▶ **Stated goal**: Write only the number of lines in the records beneath that hold "полярности".
"""
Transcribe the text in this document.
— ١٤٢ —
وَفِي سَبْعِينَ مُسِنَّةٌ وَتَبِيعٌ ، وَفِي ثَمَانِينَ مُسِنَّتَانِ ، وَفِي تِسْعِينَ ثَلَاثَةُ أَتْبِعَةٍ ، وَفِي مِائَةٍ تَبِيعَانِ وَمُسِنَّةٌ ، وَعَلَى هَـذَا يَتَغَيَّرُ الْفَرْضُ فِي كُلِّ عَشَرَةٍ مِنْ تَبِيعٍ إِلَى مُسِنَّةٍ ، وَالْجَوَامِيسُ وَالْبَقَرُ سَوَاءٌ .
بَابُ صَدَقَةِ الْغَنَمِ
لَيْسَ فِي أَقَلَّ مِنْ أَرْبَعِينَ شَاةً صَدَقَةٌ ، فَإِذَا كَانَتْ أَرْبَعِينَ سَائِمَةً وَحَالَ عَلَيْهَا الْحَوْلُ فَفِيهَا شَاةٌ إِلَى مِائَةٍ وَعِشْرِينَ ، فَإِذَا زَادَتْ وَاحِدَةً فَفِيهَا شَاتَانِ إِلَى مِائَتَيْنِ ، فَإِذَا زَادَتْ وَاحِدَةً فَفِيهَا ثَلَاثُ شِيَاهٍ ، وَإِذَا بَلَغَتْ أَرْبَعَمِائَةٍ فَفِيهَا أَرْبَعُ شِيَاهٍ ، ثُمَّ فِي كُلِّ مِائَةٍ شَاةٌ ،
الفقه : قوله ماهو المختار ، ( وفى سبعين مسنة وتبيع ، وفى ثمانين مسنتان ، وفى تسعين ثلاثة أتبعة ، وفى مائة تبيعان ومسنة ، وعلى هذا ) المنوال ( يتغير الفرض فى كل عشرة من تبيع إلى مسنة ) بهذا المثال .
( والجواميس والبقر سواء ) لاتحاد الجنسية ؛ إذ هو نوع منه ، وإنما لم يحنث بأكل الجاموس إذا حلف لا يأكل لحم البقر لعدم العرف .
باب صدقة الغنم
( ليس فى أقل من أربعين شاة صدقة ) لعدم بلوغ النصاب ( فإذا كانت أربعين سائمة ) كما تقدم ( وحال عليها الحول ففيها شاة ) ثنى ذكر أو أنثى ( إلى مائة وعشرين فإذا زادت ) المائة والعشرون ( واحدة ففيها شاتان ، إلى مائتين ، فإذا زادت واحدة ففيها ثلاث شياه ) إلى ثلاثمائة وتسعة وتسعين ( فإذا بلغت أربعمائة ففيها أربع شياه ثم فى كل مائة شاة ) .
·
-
"""
"""
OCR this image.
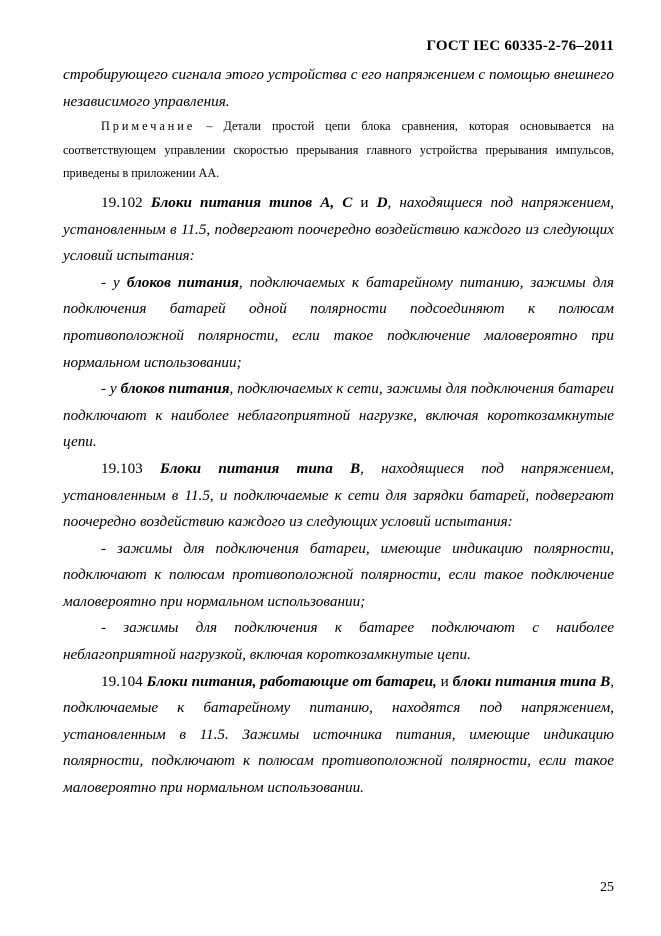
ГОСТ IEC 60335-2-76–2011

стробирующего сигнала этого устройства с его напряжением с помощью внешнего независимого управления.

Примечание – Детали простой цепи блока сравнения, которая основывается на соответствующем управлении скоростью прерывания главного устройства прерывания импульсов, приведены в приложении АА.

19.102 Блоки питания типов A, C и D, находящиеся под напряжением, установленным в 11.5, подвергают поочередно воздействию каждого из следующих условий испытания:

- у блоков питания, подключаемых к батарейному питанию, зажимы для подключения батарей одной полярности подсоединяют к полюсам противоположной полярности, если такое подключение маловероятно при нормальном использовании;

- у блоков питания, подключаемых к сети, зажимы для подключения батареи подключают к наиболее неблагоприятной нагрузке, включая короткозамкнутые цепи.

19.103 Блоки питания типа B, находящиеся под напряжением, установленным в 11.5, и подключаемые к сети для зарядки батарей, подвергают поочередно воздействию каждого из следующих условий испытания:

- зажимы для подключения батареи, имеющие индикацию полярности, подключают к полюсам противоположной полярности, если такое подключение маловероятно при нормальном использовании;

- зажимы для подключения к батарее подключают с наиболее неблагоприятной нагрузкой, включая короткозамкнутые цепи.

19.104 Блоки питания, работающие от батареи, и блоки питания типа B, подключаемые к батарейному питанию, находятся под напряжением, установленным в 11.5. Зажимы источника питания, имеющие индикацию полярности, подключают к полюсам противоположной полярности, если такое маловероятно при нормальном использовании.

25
"""
▶ **The output**: 3